Material for this exercise

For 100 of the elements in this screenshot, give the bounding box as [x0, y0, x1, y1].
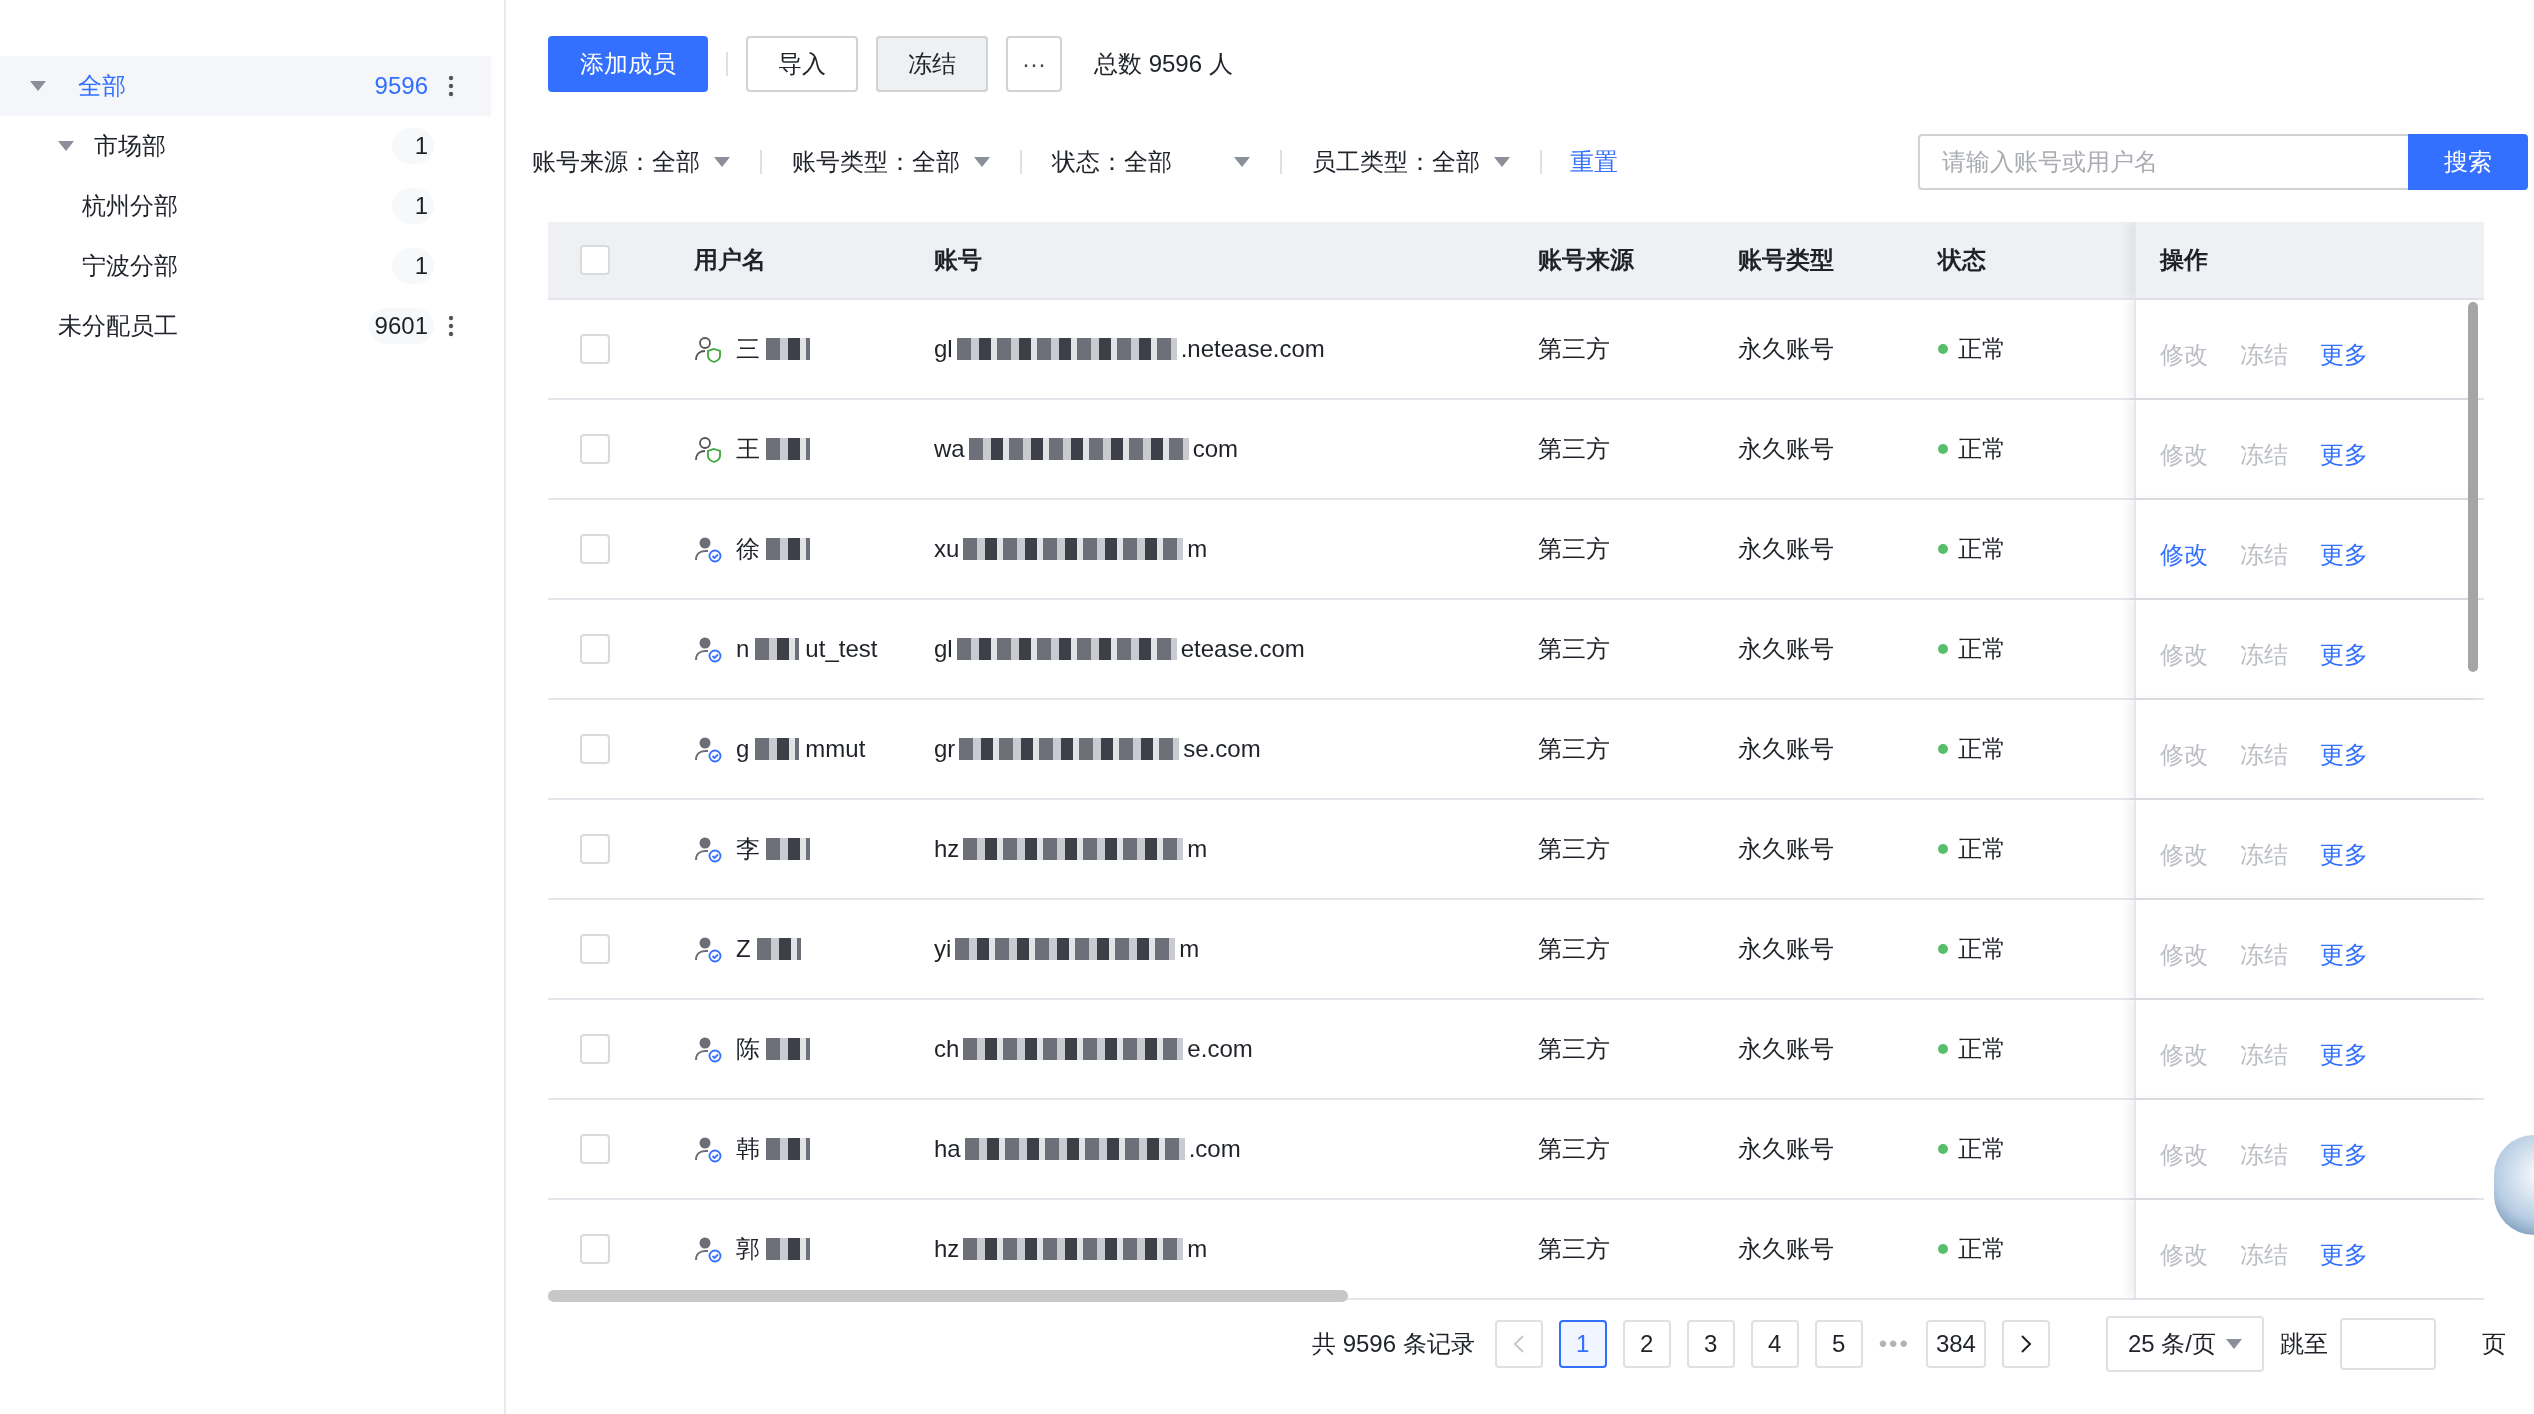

--

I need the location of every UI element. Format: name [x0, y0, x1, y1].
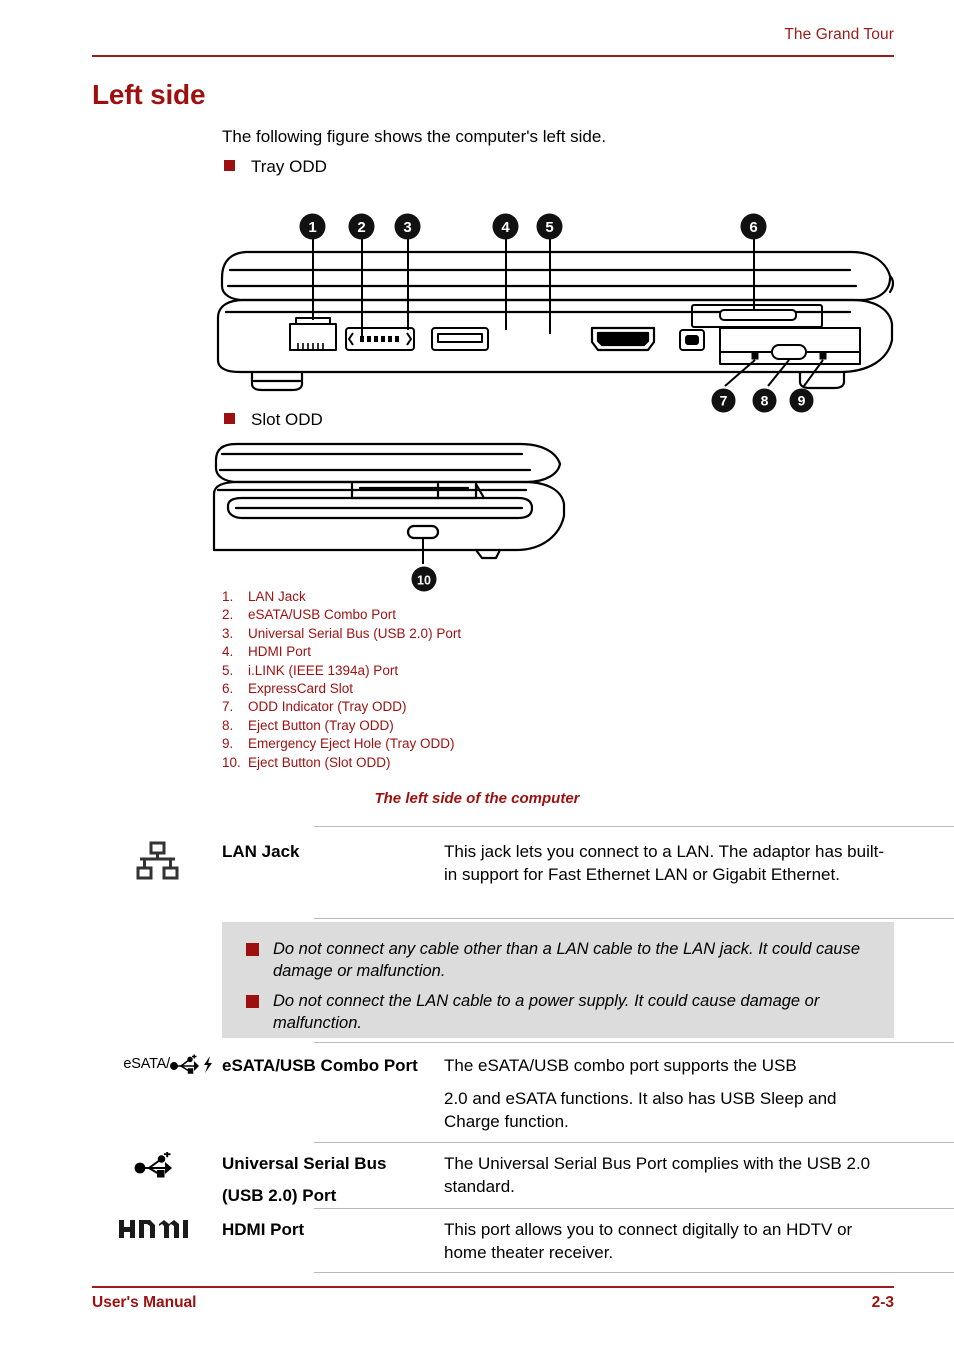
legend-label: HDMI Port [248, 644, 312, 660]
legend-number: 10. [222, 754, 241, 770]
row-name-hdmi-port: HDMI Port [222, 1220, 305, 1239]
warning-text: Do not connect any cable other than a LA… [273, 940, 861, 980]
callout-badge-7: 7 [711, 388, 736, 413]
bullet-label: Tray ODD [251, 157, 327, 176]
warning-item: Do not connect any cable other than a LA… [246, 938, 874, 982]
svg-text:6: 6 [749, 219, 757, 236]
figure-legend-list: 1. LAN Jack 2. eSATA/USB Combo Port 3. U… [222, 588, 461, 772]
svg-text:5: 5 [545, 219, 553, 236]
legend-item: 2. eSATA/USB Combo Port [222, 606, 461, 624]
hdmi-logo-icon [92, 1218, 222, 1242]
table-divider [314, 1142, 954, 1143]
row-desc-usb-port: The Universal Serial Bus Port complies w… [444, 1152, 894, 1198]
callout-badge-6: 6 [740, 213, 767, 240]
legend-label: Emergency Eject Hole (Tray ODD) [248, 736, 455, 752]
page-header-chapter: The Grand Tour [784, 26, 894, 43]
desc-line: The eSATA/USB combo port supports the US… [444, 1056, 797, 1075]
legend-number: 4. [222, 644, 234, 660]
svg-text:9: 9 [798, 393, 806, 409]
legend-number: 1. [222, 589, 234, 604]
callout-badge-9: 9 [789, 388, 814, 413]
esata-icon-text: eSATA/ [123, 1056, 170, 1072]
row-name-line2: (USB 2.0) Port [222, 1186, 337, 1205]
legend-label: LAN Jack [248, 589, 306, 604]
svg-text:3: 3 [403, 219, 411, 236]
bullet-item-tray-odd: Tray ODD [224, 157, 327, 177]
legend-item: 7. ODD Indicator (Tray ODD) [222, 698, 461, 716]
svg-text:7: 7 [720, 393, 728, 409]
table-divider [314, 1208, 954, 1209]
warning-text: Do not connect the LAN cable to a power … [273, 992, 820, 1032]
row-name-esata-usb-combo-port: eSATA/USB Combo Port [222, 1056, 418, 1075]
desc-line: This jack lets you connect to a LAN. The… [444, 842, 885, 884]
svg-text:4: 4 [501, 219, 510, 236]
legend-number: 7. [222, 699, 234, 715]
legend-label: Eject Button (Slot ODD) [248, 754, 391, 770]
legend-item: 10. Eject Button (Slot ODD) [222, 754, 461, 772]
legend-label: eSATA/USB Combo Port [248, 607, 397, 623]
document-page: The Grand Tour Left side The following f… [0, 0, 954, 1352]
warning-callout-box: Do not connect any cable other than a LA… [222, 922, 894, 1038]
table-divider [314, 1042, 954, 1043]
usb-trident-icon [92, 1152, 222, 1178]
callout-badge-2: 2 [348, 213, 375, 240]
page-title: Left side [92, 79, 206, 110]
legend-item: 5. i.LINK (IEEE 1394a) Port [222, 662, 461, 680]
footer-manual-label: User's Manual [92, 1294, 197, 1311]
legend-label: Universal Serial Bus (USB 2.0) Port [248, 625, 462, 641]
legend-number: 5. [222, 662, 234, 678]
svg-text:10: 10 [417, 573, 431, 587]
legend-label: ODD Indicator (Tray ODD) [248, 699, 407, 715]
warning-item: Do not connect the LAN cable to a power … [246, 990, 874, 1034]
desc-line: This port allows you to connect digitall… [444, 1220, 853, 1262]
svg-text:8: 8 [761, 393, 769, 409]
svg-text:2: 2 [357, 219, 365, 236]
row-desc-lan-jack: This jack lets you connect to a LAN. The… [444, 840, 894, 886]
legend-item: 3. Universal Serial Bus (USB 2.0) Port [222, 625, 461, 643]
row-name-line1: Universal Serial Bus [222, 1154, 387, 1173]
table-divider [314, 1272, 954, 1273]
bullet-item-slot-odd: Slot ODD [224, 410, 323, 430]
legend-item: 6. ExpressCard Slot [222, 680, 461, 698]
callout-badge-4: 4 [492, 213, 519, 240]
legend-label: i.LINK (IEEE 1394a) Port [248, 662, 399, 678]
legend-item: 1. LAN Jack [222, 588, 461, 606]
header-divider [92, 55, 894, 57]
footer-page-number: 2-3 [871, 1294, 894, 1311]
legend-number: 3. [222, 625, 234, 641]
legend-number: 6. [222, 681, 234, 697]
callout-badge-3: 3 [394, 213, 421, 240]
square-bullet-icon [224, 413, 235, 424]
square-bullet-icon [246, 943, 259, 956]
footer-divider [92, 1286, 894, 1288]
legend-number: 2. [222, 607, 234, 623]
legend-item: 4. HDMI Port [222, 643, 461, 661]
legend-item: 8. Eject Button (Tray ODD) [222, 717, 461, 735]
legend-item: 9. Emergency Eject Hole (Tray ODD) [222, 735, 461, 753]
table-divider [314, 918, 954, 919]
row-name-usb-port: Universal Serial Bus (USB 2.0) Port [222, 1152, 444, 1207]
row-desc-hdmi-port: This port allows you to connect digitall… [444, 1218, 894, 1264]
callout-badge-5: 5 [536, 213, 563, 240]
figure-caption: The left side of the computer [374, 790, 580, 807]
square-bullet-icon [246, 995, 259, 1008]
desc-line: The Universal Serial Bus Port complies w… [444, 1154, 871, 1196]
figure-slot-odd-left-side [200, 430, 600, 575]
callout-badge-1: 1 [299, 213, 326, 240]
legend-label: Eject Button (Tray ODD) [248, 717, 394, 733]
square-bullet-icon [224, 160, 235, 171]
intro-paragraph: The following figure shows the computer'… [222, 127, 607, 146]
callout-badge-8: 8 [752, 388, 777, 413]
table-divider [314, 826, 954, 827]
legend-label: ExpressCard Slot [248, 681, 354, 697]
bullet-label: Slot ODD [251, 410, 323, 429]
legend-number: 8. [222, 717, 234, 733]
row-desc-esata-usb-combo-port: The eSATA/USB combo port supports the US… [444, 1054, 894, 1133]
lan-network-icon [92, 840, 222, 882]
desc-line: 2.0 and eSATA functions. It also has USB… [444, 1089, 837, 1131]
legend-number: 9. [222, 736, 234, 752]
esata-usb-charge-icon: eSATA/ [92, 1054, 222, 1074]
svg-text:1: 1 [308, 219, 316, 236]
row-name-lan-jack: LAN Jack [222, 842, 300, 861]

What the task asks
Copy every row from the one containing "I need the location" down to the one containing "table-divider [314, 1208, 954, 1209]", both included, unchanged. Leave the pictures out of your copy.

Written response
I need the location of every UI element. Format: name [x0, y0, x1, y1].
legend-label: HDMI Port [248, 644, 312, 660]
legend-number: 10. [222, 754, 241, 770]
row-name-hdmi-port: HDMI Port [222, 1220, 305, 1239]
warning-text: Do not connect any cable other than a LA… [273, 940, 861, 980]
callout-badge-7: 7 [711, 388, 736, 413]
bullet-label: Tray ODD [251, 157, 327, 176]
warning-item: Do not connect any cable other than a LA… [246, 938, 874, 982]
svg-text:6: 6 [749, 219, 757, 236]
figure-legend-list: 1. LAN Jack 2. eSATA/USB Combo Port 3. U… [222, 588, 461, 772]
svg-text:5: 5 [545, 219, 553, 236]
legend-item: 2. eSATA/USB Combo Port [222, 606, 461, 624]
hdmi-logo-icon [92, 1218, 222, 1242]
table-divider [314, 1142, 954, 1143]
row-desc-usb-port: The Universal Serial Bus Port complies w… [444, 1152, 894, 1198]
callout-badge-6: 6 [740, 213, 767, 240]
legend-label: Emergency Eject Hole (Tray ODD) [248, 736, 455, 752]
page-header-chapter: The Grand Tour [784, 26, 894, 43]
desc-line: The eSATA/USB combo port supports the US… [444, 1056, 797, 1075]
legend-number: 4. [222, 644, 234, 660]
svg-text:9: 9 [798, 393, 806, 409]
legend-number: 1. [222, 589, 234, 604]
callout-badge-9: 9 [789, 388, 814, 413]
esata-icon-text: eSATA/ [123, 1056, 170, 1072]
row-name-line2: (USB 2.0) Port [222, 1186, 337, 1205]
legend-label: LAN Jack [248, 589, 306, 604]
svg-text:3: 3 [403, 219, 411, 236]
bullet-item-tray-odd: Tray ODD [224, 157, 327, 177]
legend-item: 7. ODD Indicator (Tray ODD) [222, 698, 461, 716]
svg-text:7: 7 [720, 393, 728, 409]
table-divider [314, 1208, 954, 1209]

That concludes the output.